Saved entries:
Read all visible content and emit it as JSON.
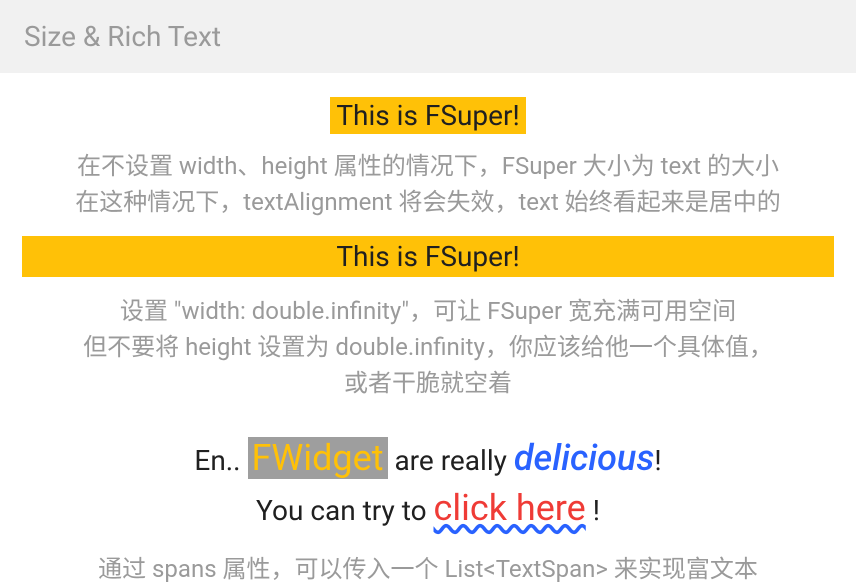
{
  "header": {
    "title": "Size & Rich Text"
  },
  "banner_small": "This is FSuper!",
  "desc1_line1": "在不设置 width、height 属性的情况下，FSuper 大小为 text 的大小",
  "desc1_line2": "在这种情况下，textAlignment 将会失效，text 始终看起来是居中的",
  "banner_full": "This is FSuper!",
  "desc2_line1": "设置 \"width: double.infinity\"，可让 FSuper 宽充满可用空间",
  "desc2_line2": "但不要将 height 设置为 double.infinity，你应该给他一个具体值，",
  "desc2_line3": "或者干脆就空着",
  "rich": {
    "prefix": "En.. ",
    "fwidget": "FWidget",
    "mid": " are really ",
    "delicious": "delicious",
    "excl": "!",
    "line2_prefix": "You can try to ",
    "click_here": "click here",
    "line2_suffix": " !"
  },
  "desc3": "通过 spans 属性，可以传入一个 List<TextSpan> 来实现富文本"
}
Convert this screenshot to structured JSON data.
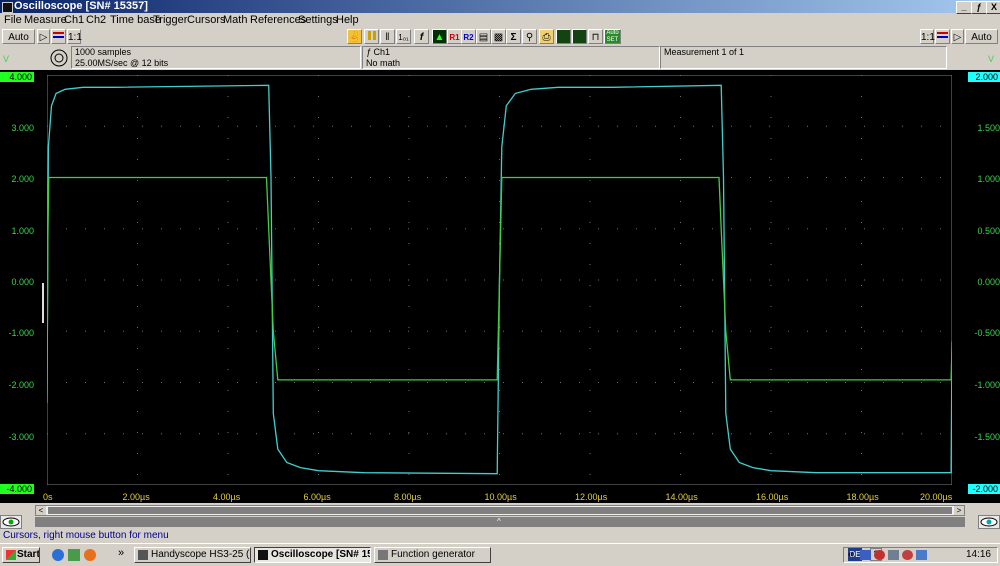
{
  "window": {
    "title": "Oscilloscope  [SN# 15357]",
    "controls": [
      "_",
      "ƒ",
      "X"
    ]
  },
  "menu": [
    "File",
    "Measure",
    "Ch1",
    "Ch2",
    "Time base",
    "Trigger",
    "Cursors",
    "Math",
    "References",
    "Settings",
    "Help"
  ],
  "toolbar": {
    "left_auto": "Auto",
    "right_auto": "Auto",
    "ref1": "R1",
    "ref2": "R2",
    "autoset": "Auto SET",
    "scale_1_1": "1:1"
  },
  "info": {
    "samples": "1000 samples",
    "rate": "25.00MS/sec @ 12 bits",
    "channel": "Ch1",
    "math": "No math",
    "measurement": "Measurement 1 of 1"
  },
  "axes": {
    "left_unit": "V",
    "right_unit": "V",
    "left_ticks": [
      "4.000",
      "3.000",
      "2.000",
      "1.000",
      "0.000",
      "-1.000",
      "-2.000",
      "-3.000",
      "-4.000"
    ],
    "right_ticks": [
      "2.000",
      "1.500",
      "1.000",
      "0.500",
      "0.000",
      "-0.500",
      "-1.000",
      "-1.500",
      "-2.000"
    ],
    "x_ticks": [
      "0s",
      "2.00µs",
      "4.00µs",
      "6.00µs",
      "8.00µs",
      "10.00µs",
      "12.00µs",
      "14.00µs",
      "16.00µs",
      "18.00µs",
      "20.00µs"
    ]
  },
  "colors": {
    "ch1": "#3fcf3f",
    "ch2": "#3fcfcf",
    "grid": "#707070",
    "xlabels": "#e5cf3e",
    "left_range_bg": "#20ff20",
    "right_range_bg": "#20ffff"
  },
  "chart_data": {
    "type": "line",
    "x_unit": "µs",
    "xlim": [
      0,
      20
    ],
    "ylim_left": [
      -4,
      4
    ],
    "ylim_right": [
      -2,
      2
    ],
    "series": [
      {
        "name": "Ch1",
        "axis": "left",
        "x": [
          0,
          0.02,
          0.04,
          4.85,
          4.9,
          5.0,
          5.1,
          9.95,
          10.0,
          10.05,
          14.85,
          14.9,
          15.0,
          15.1,
          19.98,
          20.0
        ],
        "y": [
          -2.3,
          1.0,
          2.0,
          2.0,
          1.0,
          -1.0,
          -1.95,
          -1.95,
          0.0,
          2.0,
          2.0,
          1.0,
          -1.0,
          -1.95,
          -1.95,
          -1.3
        ]
      },
      {
        "name": "Ch2",
        "axis": "right",
        "x": [
          0,
          0.03,
          0.1,
          0.2,
          0.4,
          0.8,
          1.5,
          4.9,
          4.95,
          5.0,
          5.1,
          5.3,
          5.6,
          6.0,
          7.0,
          9.95,
          10.0,
          10.05,
          10.15,
          10.35,
          10.7,
          11.3,
          12.5,
          14.9,
          14.95,
          15.0,
          15.1,
          15.3,
          15.6,
          16.0,
          17.0,
          19.98,
          20.0
        ],
        "y": [
          -1.2,
          1.3,
          1.7,
          1.82,
          1.86,
          1.88,
          1.88,
          1.9,
          1.0,
          -1.3,
          -1.65,
          -1.78,
          -1.83,
          -1.86,
          -1.88,
          -1.89,
          0.0,
          1.3,
          1.7,
          1.82,
          1.86,
          1.88,
          1.88,
          1.9,
          1.0,
          -1.3,
          -1.65,
          -1.78,
          -1.83,
          -1.86,
          -1.88,
          -1.88,
          -0.6
        ]
      }
    ]
  },
  "scroll": {
    "left_arrow": "<",
    "right_arrow": ">",
    "caret": "^"
  },
  "status": "Cursors, right mouse button for menu",
  "taskbar": {
    "start": "Start",
    "chevron": "»",
    "tasks": [
      "Handyscope HS3-25 (US...",
      "Oscilloscope  [SN# 15...",
      "Function generator"
    ],
    "lang": "DE",
    "tray_chevron": "«",
    "time": "14:16"
  }
}
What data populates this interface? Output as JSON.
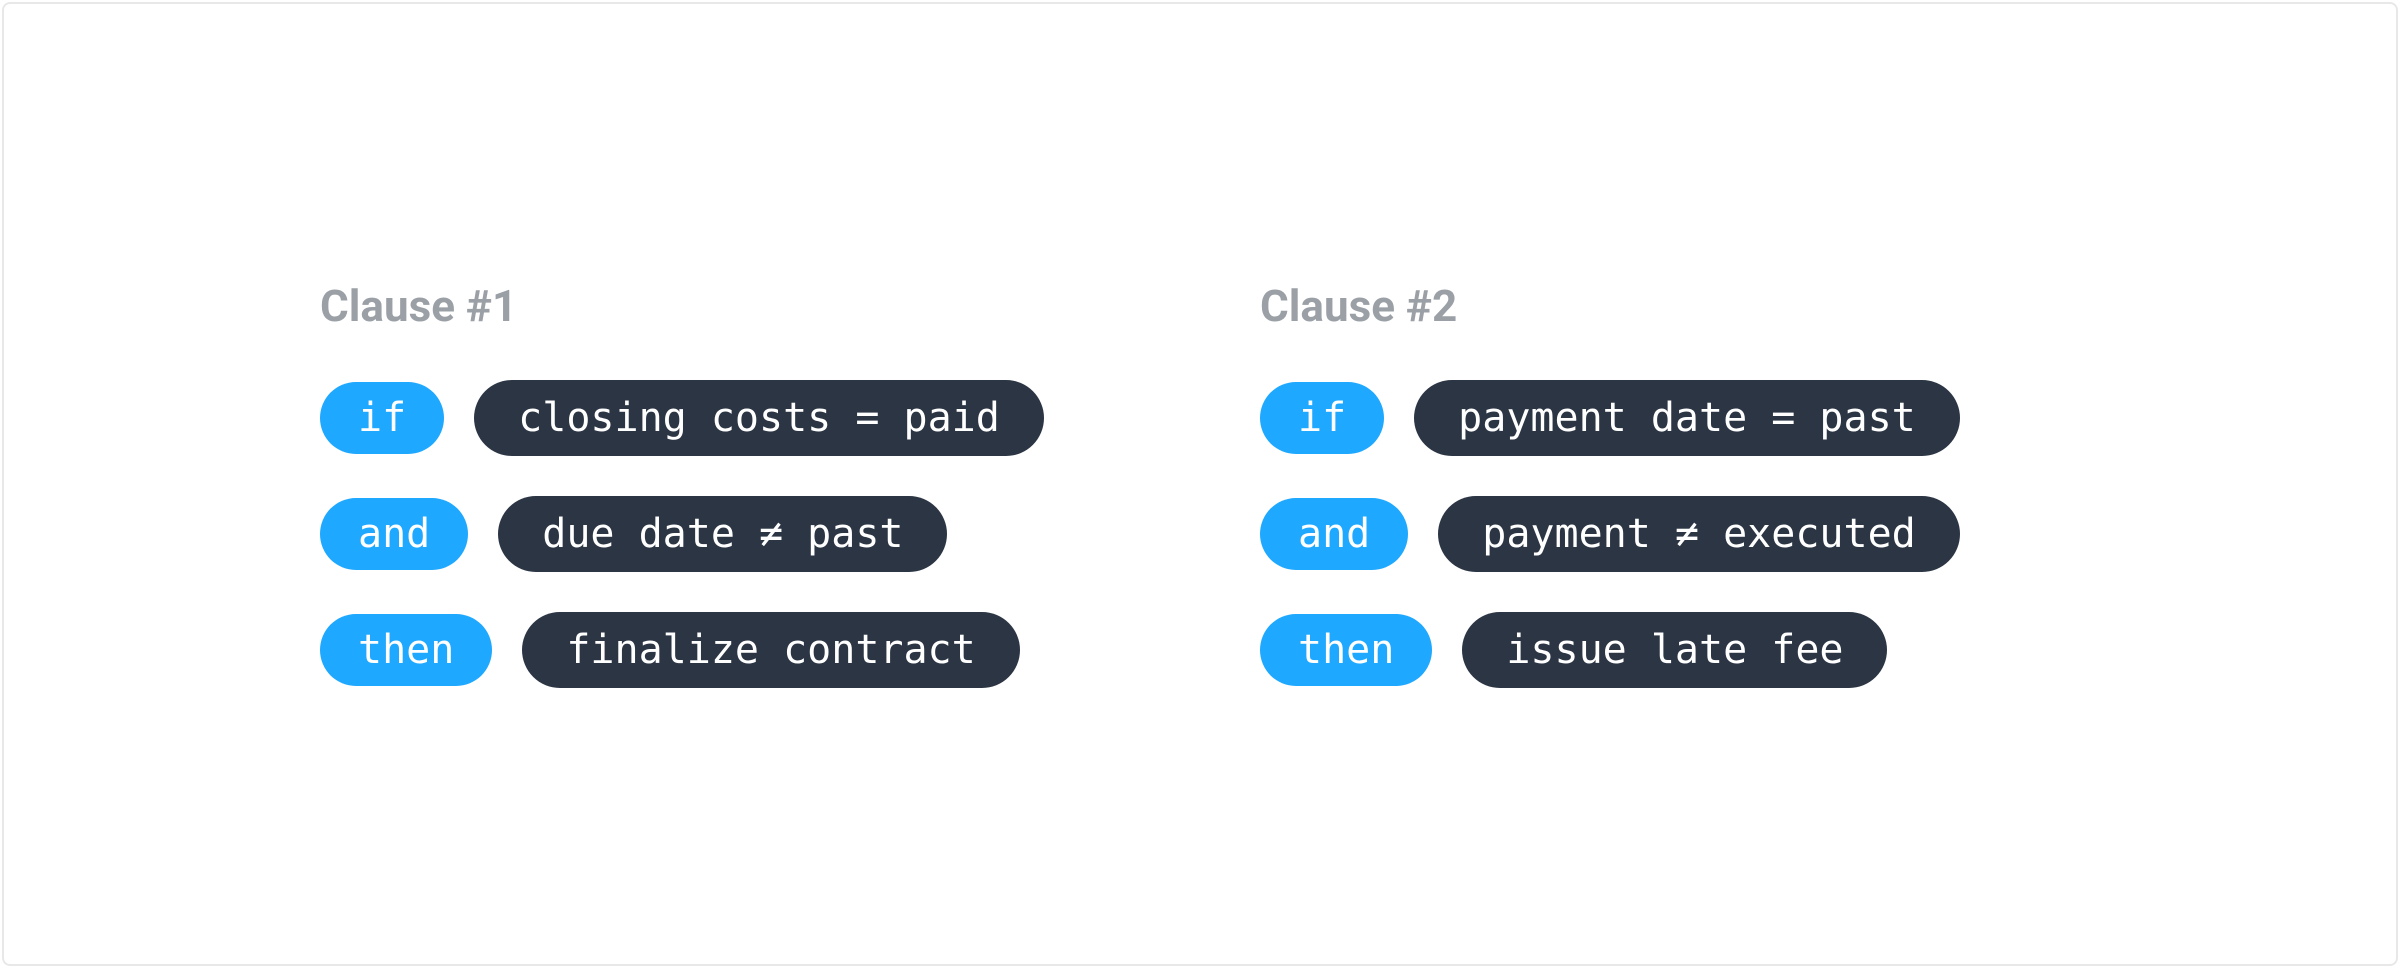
{
  "clauses": [
    {
      "title": "Clause #1",
      "rows": [
        {
          "keyword": "if",
          "expression": "closing costs = paid"
        },
        {
          "keyword": "and",
          "expression": "due date ≠ past"
        },
        {
          "keyword": "then",
          "expression": "finalize contract"
        }
      ]
    },
    {
      "title": "Clause #2",
      "rows": [
        {
          "keyword": "if",
          "expression": "payment date = past"
        },
        {
          "keyword": "and",
          "expression": "payment ≠ executed"
        },
        {
          "keyword": "then",
          "expression": "issue late fee"
        }
      ]
    }
  ],
  "colors": {
    "keyword_bg": "#1ea8ff",
    "expression_bg": "#2b3544",
    "title_color": "#9aa0a6"
  }
}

**Objective**
Retype the whole listing, keeping every line identical and omitting all pictures.

**Final result**
Read all visible content and emit it as JSON.
{
  "header": {
    "title": "Size & Rich Text"
  },
  "banner_small": "This is FSuper!",
  "desc1_line1": "在不设置 width、height 属性的情况下，FSuper 大小为 text 的大小",
  "desc1_line2": "在这种情况下，textAlignment 将会失效，text 始终看起来是居中的",
  "banner_full": "This is FSuper!",
  "desc2_line1": "设置 \"width: double.infinity\"，可让 FSuper 宽充满可用空间",
  "desc2_line2": "但不要将 height 设置为 double.infinity，你应该给他一个具体值，",
  "desc2_line3": "或者干脆就空着",
  "rich": {
    "prefix": "En.. ",
    "fwidget": "FWidget",
    "mid": " are really ",
    "delicious": "delicious",
    "excl": "!",
    "line2_prefix": "You can try to ",
    "click_here": "click here",
    "line2_suffix": " !"
  },
  "desc3": "通过 spans 属性，可以传入一个 List<TextSpan> 来实现富文本"
}
Convert this screenshot to structured JSON data.
{
  "window": {
    "title": "Oscilloscope  [SN# 15357]",
    "controls": [
      "_",
      "ƒ",
      "X"
    ]
  },
  "menu": [
    "File",
    "Measure",
    "Ch1",
    "Ch2",
    "Time base",
    "Trigger",
    "Cursors",
    "Math",
    "References",
    "Settings",
    "Help"
  ],
  "toolbar": {
    "left_auto": "Auto",
    "right_auto": "Auto",
    "ref1": "R1",
    "ref2": "R2",
    "autoset": "Auto SET",
    "scale_1_1": "1:1"
  },
  "info": {
    "samples": "1000 samples",
    "rate": "25.00MS/sec @ 12 bits",
    "channel": "Ch1",
    "math": "No math",
    "measurement": "Measurement 1 of 1"
  },
  "axes": {
    "left_unit": "V",
    "right_unit": "V",
    "left_ticks": [
      "4.000",
      "3.000",
      "2.000",
      "1.000",
      "0.000",
      "-1.000",
      "-2.000",
      "-3.000",
      "-4.000"
    ],
    "right_ticks": [
      "2.000",
      "1.500",
      "1.000",
      "0.500",
      "0.000",
      "-0.500",
      "-1.000",
      "-1.500",
      "-2.000"
    ],
    "x_ticks": [
      "0s",
      "2.00µs",
      "4.00µs",
      "6.00µs",
      "8.00µs",
      "10.00µs",
      "12.00µs",
      "14.00µs",
      "16.00µs",
      "18.00µs",
      "20.00µs"
    ]
  },
  "colors": {
    "ch1": "#3fcf3f",
    "ch2": "#3fcfcf",
    "grid": "#707070",
    "xlabels": "#e5cf3e",
    "left_range_bg": "#20ff20",
    "right_range_bg": "#20ffff"
  },
  "chart_data": {
    "type": "line",
    "x_unit": "µs",
    "xlim": [
      0,
      20
    ],
    "ylim_left": [
      -4,
      4
    ],
    "ylim_right": [
      -2,
      2
    ],
    "series": [
      {
        "name": "Ch1",
        "axis": "left",
        "x": [
          0,
          0.02,
          0.04,
          4.85,
          4.9,
          5.0,
          5.1,
          9.95,
          10.0,
          10.05,
          14.85,
          14.9,
          15.0,
          15.1,
          19.98,
          20.0
        ],
        "y": [
          -2.3,
          1.0,
          2.0,
          2.0,
          1.0,
          -1.0,
          -1.95,
          -1.95,
          0.0,
          2.0,
          2.0,
          1.0,
          -1.0,
          -1.95,
          -1.95,
          -1.3
        ]
      },
      {
        "name": "Ch2",
        "axis": "right",
        "x": [
          0,
          0.03,
          0.1,
          0.2,
          0.4,
          0.8,
          1.5,
          4.9,
          4.95,
          5.0,
          5.1,
          5.3,
          5.6,
          6.0,
          7.0,
          9.95,
          10.0,
          10.05,
          10.15,
          10.35,
          10.7,
          11.3,
          12.5,
          14.9,
          14.95,
          15.0,
          15.1,
          15.3,
          15.6,
          16.0,
          17.0,
          19.98,
          20.0
        ],
        "y": [
          -1.2,
          1.3,
          1.7,
          1.82,
          1.86,
          1.88,
          1.88,
          1.9,
          1.0,
          -1.3,
          -1.65,
          -1.78,
          -1.83,
          -1.86,
          -1.88,
          -1.89,
          0.0,
          1.3,
          1.7,
          1.82,
          1.86,
          1.88,
          1.88,
          1.9,
          1.0,
          -1.3,
          -1.65,
          -1.78,
          -1.83,
          -1.86,
          -1.88,
          -1.88,
          -0.6
        ]
      }
    ]
  },
  "scroll": {
    "left_arrow": "<",
    "right_arrow": ">",
    "caret": "^"
  },
  "status": "Cursors, right mouse button for menu",
  "taskbar": {
    "start": "Start",
    "chevron": "»",
    "tasks": [
      "Handyscope HS3-25 (US...",
      "Oscilloscope  [SN# 15...",
      "Function generator"
    ],
    "lang": "DE",
    "tray_chevron": "«",
    "time": "14:16"
  }
}
What data populates this interface? Output as JSON.
{
  "clauses": [
    {
      "title": "Clause #1",
      "rows": [
        {
          "keyword": "if",
          "expression": "closing costs = paid"
        },
        {
          "keyword": "and",
          "expression": "due date ≠ past"
        },
        {
          "keyword": "then",
          "expression": "finalize contract"
        }
      ]
    },
    {
      "title": "Clause #2",
      "rows": [
        {
          "keyword": "if",
          "expression": "payment date = past"
        },
        {
          "keyword": "and",
          "expression": "payment ≠ executed"
        },
        {
          "keyword": "then",
          "expression": "issue late fee"
        }
      ]
    }
  ],
  "colors": {
    "keyword_bg": "#1ea8ff",
    "expression_bg": "#2b3544",
    "title_color": "#9aa0a6"
  }
}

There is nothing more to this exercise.